**DATASET EXCERPTS:**

╔══

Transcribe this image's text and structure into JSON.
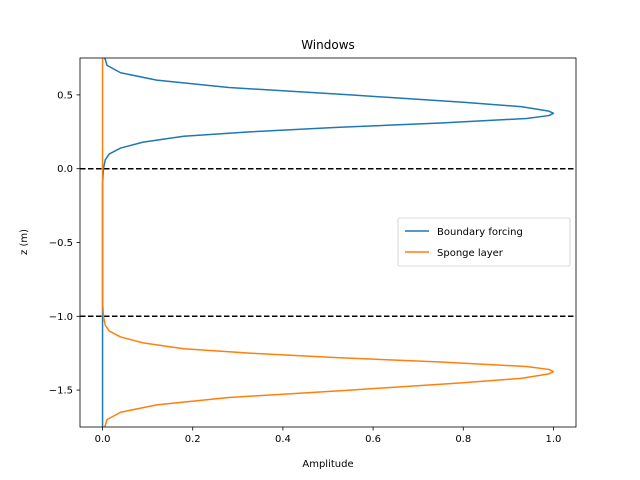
{
  "chart_data": {
    "type": "line",
    "title": "Windows",
    "xlabel": "Amplitude",
    "ylabel": "z (m)",
    "xlim": [
      -0.05,
      1.05
    ],
    "ylim": [
      -1.75,
      0.75
    ],
    "xticks": [
      {
        "value": 0.0,
        "label": "0.0"
      },
      {
        "value": 0.2,
        "label": "0.2"
      },
      {
        "value": 0.4,
        "label": "0.4"
      },
      {
        "value": 0.6,
        "label": "0.6"
      },
      {
        "value": 0.8,
        "label": "0.8"
      },
      {
        "value": 1.0,
        "label": "1.0"
      }
    ],
    "yticks": [
      {
        "value": 0.5,
        "label": "0.5"
      },
      {
        "value": 0.0,
        "label": "0.0"
      },
      {
        "value": -0.5,
        "label": "−0.5"
      },
      {
        "value": -1.0,
        "label": "−1.0"
      },
      {
        "value": -1.5,
        "label": "−1.5"
      }
    ],
    "hlines": [
      {
        "y": 0.0,
        "color": "#000000",
        "style": "dashed"
      },
      {
        "y": -1.0,
        "color": "#000000",
        "style": "dashed"
      }
    ],
    "legend": {
      "placement": "center-right"
    },
    "grid": false,
    "series": [
      {
        "name": "Boundary forcing",
        "color": "#1f77b4",
        "points": [
          [
            0.005,
            0.75
          ],
          [
            0.01,
            0.7
          ],
          [
            0.04,
            0.65
          ],
          [
            0.12,
            0.6
          ],
          [
            0.28,
            0.55
          ],
          [
            0.55,
            0.5
          ],
          [
            0.8,
            0.45
          ],
          [
            0.93,
            0.42
          ],
          [
            0.99,
            0.39
          ],
          [
            1.0,
            0.375
          ],
          [
            0.99,
            0.36
          ],
          [
            0.94,
            0.34
          ],
          [
            0.75,
            0.31
          ],
          [
            0.52,
            0.28
          ],
          [
            0.33,
            0.25
          ],
          [
            0.18,
            0.22
          ],
          [
            0.09,
            0.18
          ],
          [
            0.04,
            0.14
          ],
          [
            0.015,
            0.1
          ],
          [
            0.006,
            0.06
          ],
          [
            0.002,
            0.0
          ],
          [
            0.0,
            -0.1
          ],
          [
            0.0,
            -1.75
          ]
        ]
      },
      {
        "name": "Sponge layer",
        "color": "#ff7f0e",
        "points": [
          [
            0.0,
            0.75
          ],
          [
            0.0,
            -0.9
          ],
          [
            0.002,
            -1.0
          ],
          [
            0.006,
            -1.06
          ],
          [
            0.015,
            -1.1
          ],
          [
            0.04,
            -1.14
          ],
          [
            0.09,
            -1.18
          ],
          [
            0.18,
            -1.22
          ],
          [
            0.33,
            -1.25
          ],
          [
            0.52,
            -1.28
          ],
          [
            0.75,
            -1.31
          ],
          [
            0.94,
            -1.34
          ],
          [
            0.99,
            -1.36
          ],
          [
            1.0,
            -1.375
          ],
          [
            0.99,
            -1.39
          ],
          [
            0.93,
            -1.42
          ],
          [
            0.8,
            -1.45
          ],
          [
            0.55,
            -1.5
          ],
          [
            0.28,
            -1.55
          ],
          [
            0.12,
            -1.6
          ],
          [
            0.04,
            -1.65
          ],
          [
            0.01,
            -1.7
          ],
          [
            0.005,
            -1.75
          ]
        ]
      }
    ]
  }
}
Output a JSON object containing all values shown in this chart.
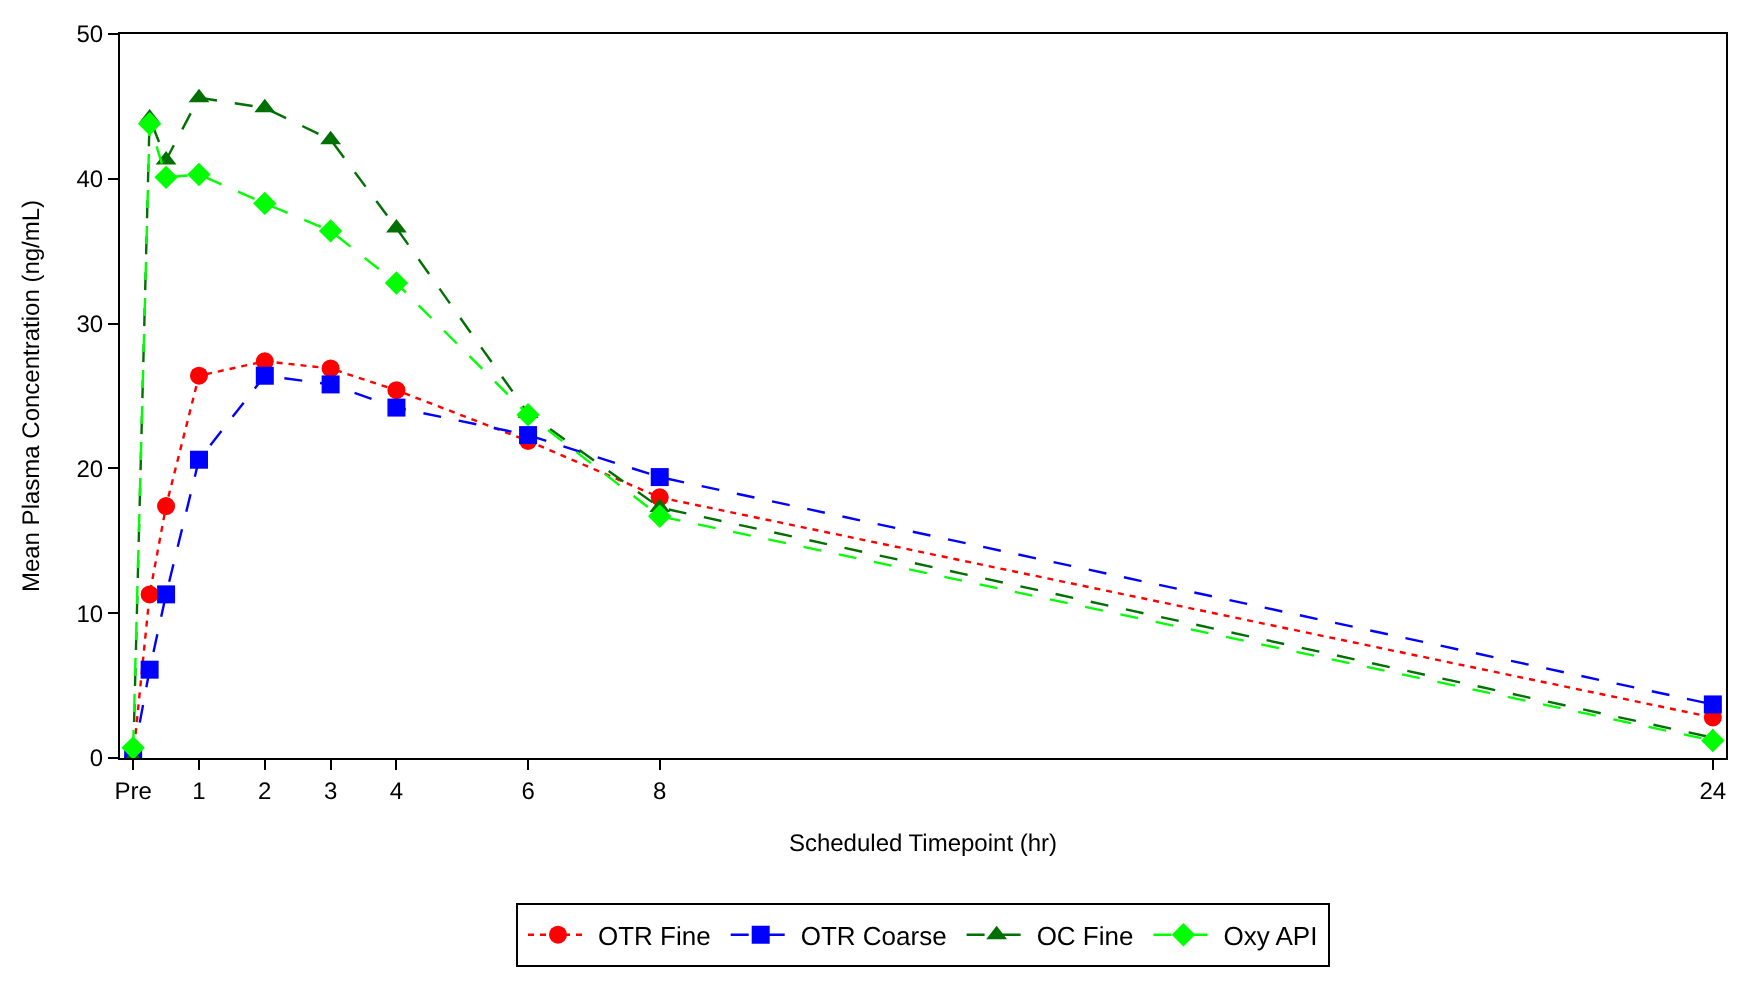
{
  "chart_data": {
    "type": "line",
    "xlabel": "Scheduled Timepoint (hr)",
    "ylabel": "Mean Plasma Concentration (ng/mL)",
    "x": [
      0,
      0.25,
      0.5,
      1,
      2,
      3,
      4,
      6,
      8,
      24
    ],
    "xlim": [
      -0.2,
      24.2
    ],
    "xticks": [
      {
        "value": 0,
        "label": "Pre"
      },
      1,
      2,
      3,
      4,
      6,
      8,
      24
    ],
    "ylim": [
      0,
      50
    ],
    "yticks": [
      0,
      10,
      20,
      30,
      40,
      50
    ],
    "legend": "bottom",
    "series": [
      {
        "name": "OTR Fine",
        "color": "#ff0000",
        "marker": "circle",
        "line_style": "dotted",
        "values": [
          0,
          11.3,
          17.4,
          26.4,
          27.4,
          26.9,
          25.4,
          21.9,
          18.0,
          2.8
        ]
      },
      {
        "name": "OTR Coarse",
        "color": "#0000ff",
        "marker": "square",
        "line_style": "dashed",
        "values": [
          0,
          6.1,
          11.3,
          20.6,
          26.4,
          25.8,
          24.2,
          22.3,
          19.4,
          3.7
        ]
      },
      {
        "name": "OC Fine",
        "color": "#007000",
        "marker": "triangle",
        "line_style": "dashed",
        "values": [
          0,
          44.2,
          41.3,
          45.6,
          44.9,
          42.7,
          36.6,
          23.8,
          17.3,
          1.4
        ]
      },
      {
        "name": "Oxy API",
        "color": "#00ff00",
        "marker": "diamond",
        "line_style": "dashed",
        "values": [
          0.7,
          43.8,
          40.1,
          40.3,
          38.3,
          36.4,
          32.8,
          23.7,
          16.7,
          1.2
        ]
      }
    ]
  }
}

╚══

**SET TASK:** Quote every record above exactly, leaving out any pictures.

**RESULT OF THE EXERCISE:**
Transcribe this image's text and structure into JSON.
{
  "chart_data": {
    "type": "line",
    "title": "Windows",
    "xlabel": "Amplitude",
    "ylabel": "z (m)",
    "xlim": [
      -0.05,
      1.05
    ],
    "ylim": [
      -1.75,
      0.75
    ],
    "xticks": [
      {
        "value": 0.0,
        "label": "0.0"
      },
      {
        "value": 0.2,
        "label": "0.2"
      },
      {
        "value": 0.4,
        "label": "0.4"
      },
      {
        "value": 0.6,
        "label": "0.6"
      },
      {
        "value": 0.8,
        "label": "0.8"
      },
      {
        "value": 1.0,
        "label": "1.0"
      }
    ],
    "yticks": [
      {
        "value": 0.5,
        "label": "0.5"
      },
      {
        "value": 0.0,
        "label": "0.0"
      },
      {
        "value": -0.5,
        "label": "−0.5"
      },
      {
        "value": -1.0,
        "label": "−1.0"
      },
      {
        "value": -1.5,
        "label": "−1.5"
      }
    ],
    "hlines": [
      {
        "y": 0.0,
        "color": "#000000",
        "style": "dashed"
      },
      {
        "y": -1.0,
        "color": "#000000",
        "style": "dashed"
      }
    ],
    "legend": {
      "placement": "center-right"
    },
    "grid": false,
    "series": [
      {
        "name": "Boundary forcing",
        "color": "#1f77b4",
        "points": [
          [
            0.005,
            0.75
          ],
          [
            0.01,
            0.7
          ],
          [
            0.04,
            0.65
          ],
          [
            0.12,
            0.6
          ],
          [
            0.28,
            0.55
          ],
          [
            0.55,
            0.5
          ],
          [
            0.8,
            0.45
          ],
          [
            0.93,
            0.42
          ],
          [
            0.99,
            0.39
          ],
          [
            1.0,
            0.375
          ],
          [
            0.99,
            0.36
          ],
          [
            0.94,
            0.34
          ],
          [
            0.75,
            0.31
          ],
          [
            0.52,
            0.28
          ],
          [
            0.33,
            0.25
          ],
          [
            0.18,
            0.22
          ],
          [
            0.09,
            0.18
          ],
          [
            0.04,
            0.14
          ],
          [
            0.015,
            0.1
          ],
          [
            0.006,
            0.06
          ],
          [
            0.002,
            0.0
          ],
          [
            0.0,
            -0.1
          ],
          [
            0.0,
            -1.75
          ]
        ]
      },
      {
        "name": "Sponge layer",
        "color": "#ff7f0e",
        "points": [
          [
            0.0,
            0.75
          ],
          [
            0.0,
            -0.9
          ],
          [
            0.002,
            -1.0
          ],
          [
            0.006,
            -1.06
          ],
          [
            0.015,
            -1.1
          ],
          [
            0.04,
            -1.14
          ],
          [
            0.09,
            -1.18
          ],
          [
            0.18,
            -1.22
          ],
          [
            0.33,
            -1.25
          ],
          [
            0.52,
            -1.28
          ],
          [
            0.75,
            -1.31
          ],
          [
            0.94,
            -1.34
          ],
          [
            0.99,
            -1.36
          ],
          [
            1.0,
            -1.375
          ],
          [
            0.99,
            -1.39
          ],
          [
            0.93,
            -1.42
          ],
          [
            0.8,
            -1.45
          ],
          [
            0.55,
            -1.5
          ],
          [
            0.28,
            -1.55
          ],
          [
            0.12,
            -1.6
          ],
          [
            0.04,
            -1.65
          ],
          [
            0.01,
            -1.7
          ],
          [
            0.005,
            -1.75
          ]
        ]
      }
    ]
  }
}
Output a JSON object containing all values shown in this chart.
{
  "chart_data": {
    "type": "line",
    "xlabel": "Scheduled Timepoint (hr)",
    "ylabel": "Mean Plasma Concentration (ng/mL)",
    "x": [
      0,
      0.25,
      0.5,
      1,
      2,
      3,
      4,
      6,
      8,
      24
    ],
    "xlim": [
      -0.2,
      24.2
    ],
    "xticks": [
      {
        "value": 0,
        "label": "Pre"
      },
      1,
      2,
      3,
      4,
      6,
      8,
      24
    ],
    "ylim": [
      0,
      50
    ],
    "yticks": [
      0,
      10,
      20,
      30,
      40,
      50
    ],
    "legend": "bottom",
    "series": [
      {
        "name": "OTR Fine",
        "color": "#ff0000",
        "marker": "circle",
        "line_style": "dotted",
        "values": [
          0,
          11.3,
          17.4,
          26.4,
          27.4,
          26.9,
          25.4,
          21.9,
          18.0,
          2.8
        ]
      },
      {
        "name": "OTR Coarse",
        "color": "#0000ff",
        "marker": "square",
        "line_style": "dashed",
        "values": [
          0,
          6.1,
          11.3,
          20.6,
          26.4,
          25.8,
          24.2,
          22.3,
          19.4,
          3.7
        ]
      },
      {
        "name": "OC Fine",
        "color": "#007000",
        "marker": "triangle",
        "line_style": "dashed",
        "values": [
          0,
          44.2,
          41.3,
          45.6,
          44.9,
          42.7,
          36.6,
          23.8,
          17.3,
          1.4
        ]
      },
      {
        "name": "Oxy API",
        "color": "#00ff00",
        "marker": "diamond",
        "line_style": "dashed",
        "values": [
          0.7,
          43.8,
          40.1,
          40.3,
          38.3,
          36.4,
          32.8,
          23.7,
          16.7,
          1.2
        ]
      }
    ]
  }
}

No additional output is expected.